TEXT BLOCK:
Abnormal vascularization of soft-tissue sarcomas on conventional MRI: Diagnostic and prognostic values.

European Journal of Radiology, Aug 2019

Ledoux P, Kind M, Le Loarer F, Stoeckle E, Italiano A, Tirode F, Buy X, Crombé A.

https://www.ncbi.nlm.nih.gov/pubmed/31307635?dopt=Abstract

doi: 10.1016/j.ejrad.2019.06.00

Abstract

PURPOSE :

To assess the prevalence of abnormal vessels inside and surrounding soft-tissue sarcomas (STS) on conventional MRIs so as to evaluate their correlations with particular histotypes, histological grades, and prognosis.

METHOD :

This single-center retrospective study included 157 adult patients (median age: 61) with histologically-proven non-metastatic STS. All had pre-treatment conventional contrast-enhanced MRI. Two radiologists reported: presence of abnormal flow-voids, number and distribution (peri-tumoral and/or intra-tumoral), percentage of tumor circumference it covered, maximal diameter. The radiological findings were correlated with histopathology. Associations were evaluated with Chi-2 or t-tests. Survival analysis (for metastasis-free survival (MFS) and overall survival (OS)) included log-rank tests and multivariate Cox-model.

RESULTS :

Twenty-nine of 157 (18.5%) STS showed abnormal flow-voids that were peri-tumoral (9/157, 5.7%), intra-tumoral (5/157, 3.2%) or both intra- and peri-tumoral (15/157, 9.6%). Ten STS had more than 5 flow-voids, all being grade II-III, namely: 4 undifferentiated sarcomas, 2 solitary fibrous tumors, 1 alveolar soft-part sarcoma (ASPS), 2 leiomyosarcomas and 1 pleomorphic liposarcoma. The distribution of flow-voids was associated with survivals in the univariate analysis: patients with abnormal peritumoral flow-voids (APTFV) showed poorer OS and MFS (p = 0.039 and 0.014, respectively). These associations did not remain significant in multivariate analysis. Radio-pathological correlations revealed large tortuous tumoral neo-vessels with intra-vascular thrombi of tumor cells in ASPS and in one case of undifferentiated sarcoma displaying enrichment in genes involved in neo-angiogenesis at transcriptional level.

CONCLUSIONS :

APTFV on conventional MRIs may be associated with a higher risk of metastatic relapse and poorer OS in STS patients.

Records from a dataset:
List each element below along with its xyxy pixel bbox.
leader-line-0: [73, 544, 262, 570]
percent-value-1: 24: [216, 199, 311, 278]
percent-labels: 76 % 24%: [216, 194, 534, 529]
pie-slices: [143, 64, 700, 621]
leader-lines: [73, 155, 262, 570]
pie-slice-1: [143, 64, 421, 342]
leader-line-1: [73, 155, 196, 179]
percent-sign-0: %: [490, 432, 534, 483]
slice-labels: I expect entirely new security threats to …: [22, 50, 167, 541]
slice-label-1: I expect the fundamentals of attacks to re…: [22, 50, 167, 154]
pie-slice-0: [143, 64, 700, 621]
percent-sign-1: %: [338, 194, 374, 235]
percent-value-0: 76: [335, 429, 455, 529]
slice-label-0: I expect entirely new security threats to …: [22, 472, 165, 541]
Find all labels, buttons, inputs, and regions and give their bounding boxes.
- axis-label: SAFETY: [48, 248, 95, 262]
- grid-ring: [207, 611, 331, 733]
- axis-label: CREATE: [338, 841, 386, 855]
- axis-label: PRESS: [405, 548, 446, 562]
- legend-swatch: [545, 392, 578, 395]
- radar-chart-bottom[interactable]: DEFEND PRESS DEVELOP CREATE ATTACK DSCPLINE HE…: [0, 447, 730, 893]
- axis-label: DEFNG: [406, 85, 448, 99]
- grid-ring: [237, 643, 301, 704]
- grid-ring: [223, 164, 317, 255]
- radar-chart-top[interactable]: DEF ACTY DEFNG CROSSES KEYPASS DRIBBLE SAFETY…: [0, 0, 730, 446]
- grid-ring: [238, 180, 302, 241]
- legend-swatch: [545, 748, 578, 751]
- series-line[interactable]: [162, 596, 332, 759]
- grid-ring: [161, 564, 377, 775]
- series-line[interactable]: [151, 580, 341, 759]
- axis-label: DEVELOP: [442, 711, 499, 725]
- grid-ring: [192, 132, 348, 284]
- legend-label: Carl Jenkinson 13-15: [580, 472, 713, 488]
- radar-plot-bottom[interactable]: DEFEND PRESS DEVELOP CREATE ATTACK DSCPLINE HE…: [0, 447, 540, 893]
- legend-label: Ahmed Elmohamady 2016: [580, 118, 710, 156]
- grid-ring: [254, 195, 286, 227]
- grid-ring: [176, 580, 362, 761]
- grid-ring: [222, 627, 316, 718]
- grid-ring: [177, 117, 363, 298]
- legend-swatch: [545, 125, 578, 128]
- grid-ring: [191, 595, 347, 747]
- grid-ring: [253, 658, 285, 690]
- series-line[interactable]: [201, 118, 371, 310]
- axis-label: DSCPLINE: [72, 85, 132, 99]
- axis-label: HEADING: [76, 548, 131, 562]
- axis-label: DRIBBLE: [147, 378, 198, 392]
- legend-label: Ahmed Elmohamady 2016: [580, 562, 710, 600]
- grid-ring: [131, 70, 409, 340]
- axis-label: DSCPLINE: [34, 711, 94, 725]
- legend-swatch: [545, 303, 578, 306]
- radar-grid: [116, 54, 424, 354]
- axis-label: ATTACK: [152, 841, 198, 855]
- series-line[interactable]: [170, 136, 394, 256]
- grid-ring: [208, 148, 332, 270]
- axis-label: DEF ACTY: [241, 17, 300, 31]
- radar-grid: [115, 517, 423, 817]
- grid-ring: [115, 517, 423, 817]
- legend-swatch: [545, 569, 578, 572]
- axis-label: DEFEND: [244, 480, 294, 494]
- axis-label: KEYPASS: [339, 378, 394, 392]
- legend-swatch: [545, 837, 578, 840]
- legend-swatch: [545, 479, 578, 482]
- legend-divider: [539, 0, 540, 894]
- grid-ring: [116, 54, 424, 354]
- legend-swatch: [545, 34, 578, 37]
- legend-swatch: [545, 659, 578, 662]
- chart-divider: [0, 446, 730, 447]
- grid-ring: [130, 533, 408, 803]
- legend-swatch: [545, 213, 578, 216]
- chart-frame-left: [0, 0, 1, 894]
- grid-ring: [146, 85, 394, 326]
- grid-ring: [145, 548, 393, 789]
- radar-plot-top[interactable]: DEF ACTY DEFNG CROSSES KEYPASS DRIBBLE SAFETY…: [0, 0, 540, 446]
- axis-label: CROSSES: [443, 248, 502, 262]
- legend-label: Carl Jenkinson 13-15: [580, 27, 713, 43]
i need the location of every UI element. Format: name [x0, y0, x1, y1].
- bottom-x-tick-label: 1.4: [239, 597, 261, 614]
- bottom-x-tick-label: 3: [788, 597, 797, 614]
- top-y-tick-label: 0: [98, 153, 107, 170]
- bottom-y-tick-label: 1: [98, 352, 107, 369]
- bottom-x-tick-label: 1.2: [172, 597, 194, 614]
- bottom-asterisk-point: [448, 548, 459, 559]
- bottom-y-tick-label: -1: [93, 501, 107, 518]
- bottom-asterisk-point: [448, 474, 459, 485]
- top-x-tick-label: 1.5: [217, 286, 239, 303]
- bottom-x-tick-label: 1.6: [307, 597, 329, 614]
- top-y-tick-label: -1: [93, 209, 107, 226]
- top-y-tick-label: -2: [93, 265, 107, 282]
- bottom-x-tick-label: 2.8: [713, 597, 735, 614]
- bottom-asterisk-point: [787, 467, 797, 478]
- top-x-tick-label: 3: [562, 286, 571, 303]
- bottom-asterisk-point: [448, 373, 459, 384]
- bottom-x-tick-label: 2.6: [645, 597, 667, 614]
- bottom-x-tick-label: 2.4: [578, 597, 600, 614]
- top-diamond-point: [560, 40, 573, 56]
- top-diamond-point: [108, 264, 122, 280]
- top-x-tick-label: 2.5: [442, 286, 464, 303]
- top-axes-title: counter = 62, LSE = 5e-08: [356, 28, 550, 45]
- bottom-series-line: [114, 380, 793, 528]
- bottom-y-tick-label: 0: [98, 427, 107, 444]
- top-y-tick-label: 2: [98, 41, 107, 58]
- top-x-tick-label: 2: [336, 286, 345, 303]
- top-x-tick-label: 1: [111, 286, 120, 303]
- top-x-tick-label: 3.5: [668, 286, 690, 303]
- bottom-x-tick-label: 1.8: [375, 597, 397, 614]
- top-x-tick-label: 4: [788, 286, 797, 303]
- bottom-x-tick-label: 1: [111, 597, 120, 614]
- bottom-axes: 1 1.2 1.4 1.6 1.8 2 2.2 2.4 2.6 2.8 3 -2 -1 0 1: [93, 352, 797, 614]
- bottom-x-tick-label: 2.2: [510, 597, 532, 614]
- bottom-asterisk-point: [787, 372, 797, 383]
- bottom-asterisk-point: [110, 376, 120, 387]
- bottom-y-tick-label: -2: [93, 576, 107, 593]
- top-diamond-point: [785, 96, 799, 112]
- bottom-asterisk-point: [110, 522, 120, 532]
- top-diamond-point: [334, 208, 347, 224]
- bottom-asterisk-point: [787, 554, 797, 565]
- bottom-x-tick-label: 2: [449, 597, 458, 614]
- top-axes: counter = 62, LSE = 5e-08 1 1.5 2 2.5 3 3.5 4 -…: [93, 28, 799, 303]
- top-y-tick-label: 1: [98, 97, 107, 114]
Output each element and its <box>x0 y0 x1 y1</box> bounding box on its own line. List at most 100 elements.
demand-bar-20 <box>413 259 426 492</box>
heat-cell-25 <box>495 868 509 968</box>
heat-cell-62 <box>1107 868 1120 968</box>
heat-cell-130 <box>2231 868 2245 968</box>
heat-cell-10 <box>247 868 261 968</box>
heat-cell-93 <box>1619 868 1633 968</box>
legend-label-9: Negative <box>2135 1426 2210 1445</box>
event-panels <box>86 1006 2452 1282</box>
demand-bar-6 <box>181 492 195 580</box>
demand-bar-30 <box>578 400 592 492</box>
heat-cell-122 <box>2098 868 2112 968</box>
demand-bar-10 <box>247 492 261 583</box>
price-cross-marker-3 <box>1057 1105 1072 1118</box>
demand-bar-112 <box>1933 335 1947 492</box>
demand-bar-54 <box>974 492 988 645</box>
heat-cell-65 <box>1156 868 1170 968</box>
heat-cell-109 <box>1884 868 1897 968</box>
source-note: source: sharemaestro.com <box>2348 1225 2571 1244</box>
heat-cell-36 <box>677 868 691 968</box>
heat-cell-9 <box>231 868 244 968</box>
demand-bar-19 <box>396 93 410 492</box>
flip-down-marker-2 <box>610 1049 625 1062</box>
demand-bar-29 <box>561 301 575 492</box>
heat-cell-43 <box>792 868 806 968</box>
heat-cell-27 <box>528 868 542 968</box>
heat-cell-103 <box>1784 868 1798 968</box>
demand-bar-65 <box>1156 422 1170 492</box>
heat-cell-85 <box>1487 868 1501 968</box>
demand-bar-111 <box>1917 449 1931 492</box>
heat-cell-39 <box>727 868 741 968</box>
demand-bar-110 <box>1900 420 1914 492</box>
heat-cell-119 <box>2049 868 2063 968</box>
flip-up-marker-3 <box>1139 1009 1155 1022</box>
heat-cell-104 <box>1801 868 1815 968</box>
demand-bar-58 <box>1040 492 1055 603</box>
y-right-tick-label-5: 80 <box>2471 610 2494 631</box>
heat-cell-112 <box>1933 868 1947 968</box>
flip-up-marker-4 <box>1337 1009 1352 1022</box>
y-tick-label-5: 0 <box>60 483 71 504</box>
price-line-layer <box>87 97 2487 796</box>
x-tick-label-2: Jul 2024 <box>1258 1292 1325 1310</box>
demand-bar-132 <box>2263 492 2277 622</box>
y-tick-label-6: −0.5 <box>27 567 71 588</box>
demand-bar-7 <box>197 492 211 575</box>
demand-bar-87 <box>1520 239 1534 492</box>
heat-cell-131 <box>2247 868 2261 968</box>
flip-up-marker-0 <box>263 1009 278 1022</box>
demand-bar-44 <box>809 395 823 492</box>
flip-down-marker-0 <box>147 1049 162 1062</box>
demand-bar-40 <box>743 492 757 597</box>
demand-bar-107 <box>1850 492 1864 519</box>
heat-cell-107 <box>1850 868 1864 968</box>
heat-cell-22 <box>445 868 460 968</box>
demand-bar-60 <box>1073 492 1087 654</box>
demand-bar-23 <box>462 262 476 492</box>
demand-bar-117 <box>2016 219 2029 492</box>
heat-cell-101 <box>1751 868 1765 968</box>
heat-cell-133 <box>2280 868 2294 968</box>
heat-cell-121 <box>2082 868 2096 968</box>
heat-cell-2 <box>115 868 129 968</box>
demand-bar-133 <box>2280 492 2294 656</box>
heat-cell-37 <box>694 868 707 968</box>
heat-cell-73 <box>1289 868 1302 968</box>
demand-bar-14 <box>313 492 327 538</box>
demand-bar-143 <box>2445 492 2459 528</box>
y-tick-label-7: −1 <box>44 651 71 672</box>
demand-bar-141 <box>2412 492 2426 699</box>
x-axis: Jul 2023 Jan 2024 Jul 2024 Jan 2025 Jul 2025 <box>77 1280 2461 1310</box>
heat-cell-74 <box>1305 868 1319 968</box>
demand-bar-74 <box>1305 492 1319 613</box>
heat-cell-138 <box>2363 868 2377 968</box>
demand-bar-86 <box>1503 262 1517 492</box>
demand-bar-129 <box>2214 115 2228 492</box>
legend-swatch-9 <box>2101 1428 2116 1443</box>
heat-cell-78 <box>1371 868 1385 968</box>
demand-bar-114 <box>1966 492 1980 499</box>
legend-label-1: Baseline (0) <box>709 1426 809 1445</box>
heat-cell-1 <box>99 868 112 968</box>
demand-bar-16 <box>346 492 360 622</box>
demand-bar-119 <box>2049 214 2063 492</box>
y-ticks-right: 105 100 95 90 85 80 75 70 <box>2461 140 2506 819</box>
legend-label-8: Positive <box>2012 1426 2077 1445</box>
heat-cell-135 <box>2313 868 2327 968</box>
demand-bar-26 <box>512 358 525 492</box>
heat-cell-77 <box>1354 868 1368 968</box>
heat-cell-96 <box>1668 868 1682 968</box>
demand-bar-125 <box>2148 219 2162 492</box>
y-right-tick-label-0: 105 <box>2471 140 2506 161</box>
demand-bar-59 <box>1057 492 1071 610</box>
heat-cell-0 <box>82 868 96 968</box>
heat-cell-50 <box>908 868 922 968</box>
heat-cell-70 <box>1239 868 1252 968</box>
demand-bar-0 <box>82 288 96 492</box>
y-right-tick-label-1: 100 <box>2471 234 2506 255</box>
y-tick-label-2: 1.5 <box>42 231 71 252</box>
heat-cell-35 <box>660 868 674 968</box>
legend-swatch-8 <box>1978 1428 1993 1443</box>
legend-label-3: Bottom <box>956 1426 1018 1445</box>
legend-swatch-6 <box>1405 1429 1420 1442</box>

TASKS FOR THIS EXERCISE:
- a) Translate this sentence from the abstract on sarcoma vascularization into Spanish: "These associations did not remain significant in multivariate analysis."
- b) Reproduce, without changes, the part of the abstract on sarcoma vascularization that opens with the words containing "doi: 10.1016/j.ejrad.2019.06.00" and closes with "and multivariate Cox-model.".

ANSWERS GIVEN:
- a) Estas asociaciones no siguieron siendo significativas en el análisis multivariante.

- b)
doi: 10.1016/j.ejrad.2019.06.00

Abstract

PURPOSE :

To assess the prevalence of abnormal vessels inside and surrounding soft-tissue sarcomas (STS) on conventional MRIs so as to evaluate their correlations with particular histotypes, histological grades, and prognosis.

METHOD :

This single-center retrospective study included 157 adult patients (median age: 61) with histologically-proven non-metastatic STS. All had pre-treatment conventional contrast-enhanced MRI. Two radiologists reported: presence of abnormal flow-voids, number and distribution (peri-tumoral and/or intra-tumoral), percentage of tumor circumference it covered, maximal diameter. The radiological findings were correlated with histopathology. Associations were evaluated with Chi-2 or t-tests. Survival analysis (for metastasis-free survival (MFS) and overall survival (OS)) included log-rank tests and multivariate Cox-model.